::: PROVIDED PASSAGE

A court must be "particularly hesitant in granting summary judgment where questions dealing with subjective elements such as intent, motivation and duress are involved." Shanley & Fisher, P.C. v. Sisselman, 215 N.J. Super. 200, 212 (App. Div. 1987). While the construction of a written contract is generally a legal question for the court, "where there is uncertainty, ambiguity or the need for parol evidence in aid of interpretation, then the doubtful provision should be left to the jury." Great Atl. & Pac. Tea Co. v. Checchio, 335 N.J. Super. 495, 502 (App. Div. 2000).
Plaintiff's claim here is grounded upon allegations that defendants committed equitable fraud. When a party is charged with fraud, or in any case where the subjective elements of willfulness, intent or good faith of the moving party are material to the claim or defense of the opposing party, a conclusion from papers alone that palpably there exists no genuine issue of material fact will ordinarily be very difficult to sustain. [Judson v. Peoples Bank & Trust Co. of Westfield, 17 N.J. 67, 76 (1954).]
Applying the law to the facts here, we conclude that there were simply too many material facts in dispute that required the court to determine the parties' intent to have warranted summary judgment. For example, the contract is silent as to any right of plaintiff to remain in possession of the property. On the contrary, it specifically indicates that possession of the property would be transferred to defendants at the time of settlement. The contract further provides that it constituted the entire agreement between the parties, replacing any previous representations, either in writing or oral. Thus, issues remain as to whether defendants promised plaintiff orally or in writing that he could remain in the property, and, if so, whether that promise remained in effect given the language of the contract.

::::::

* **EXERCISES TO COMPLETE**:
1) From the summary judgment passage, quote the part that opens with the words containing "A court must" and closes with "(App. Div. 2000).".
2) In the summary judgment passage, when does the contract indicate that possession of the property would be transferred to defendants?
3) Write what follows the final sentence of the summary judgment passage.

::: DATA EXTRACT

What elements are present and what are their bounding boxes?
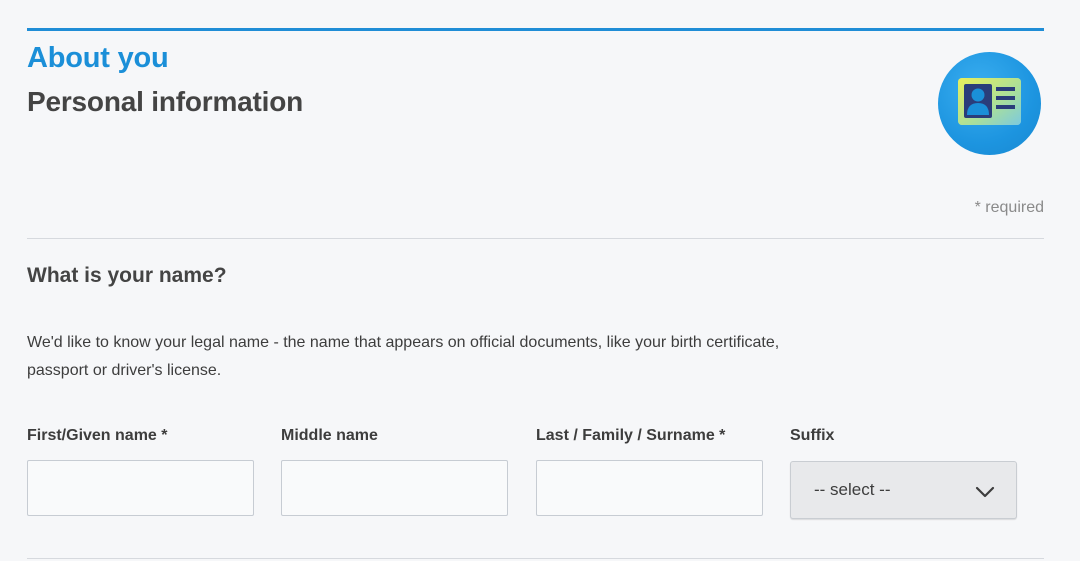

::::::

* **TASK-BY-TASK OUTPUTS**:
1)
A court must be "particularly hesitant in granting summary judgment where questions dealing with subjective elements such as intent, motivation and duress are involved." Shanley & Fisher, P.C. v. Sisselman, 215 N.J. Super. 200, 212 (App. Div. 1987). While the construction of a written contract is generally a legal question for the court, "where there is uncertainty, ambiguity or the need for parol evidence in aid of interpretation, then the doubtful provision should be left to the jury." Great Atl. & Pac. Tea Co. v. Checchio, 335 N.J. Super. 495, 502 (App. Div. 2000).

2) At the time of settlement.

3)
The trial court relied on the May 23, 2005 letter from defendants' counsel to plaintiff. The judge found that the letter was clear in its intent to permit plaintiff to remain in occupancy of the premises after title to the property was transferred to defendants. We do not consider the letter to unambiguously call for such a result. The letter was not only externally inconsistent with the terms of the contract, but internally inconsistent in that it indicated that defendants were "not willing" to enter into any agreement giving plaintiff the right to occupy the premises during his lifetime, but "they are willing" to permit him to "live there so long as he chooses and will take care of him for so long as he resides at the premises, but they will not enter into any written agreement that provides him with legal rights, occupancy or otherwise, to the premises." Defendants' intent as to plaintiff's right to continue to live in the property after closing is anything but clear from the plain language of the letter.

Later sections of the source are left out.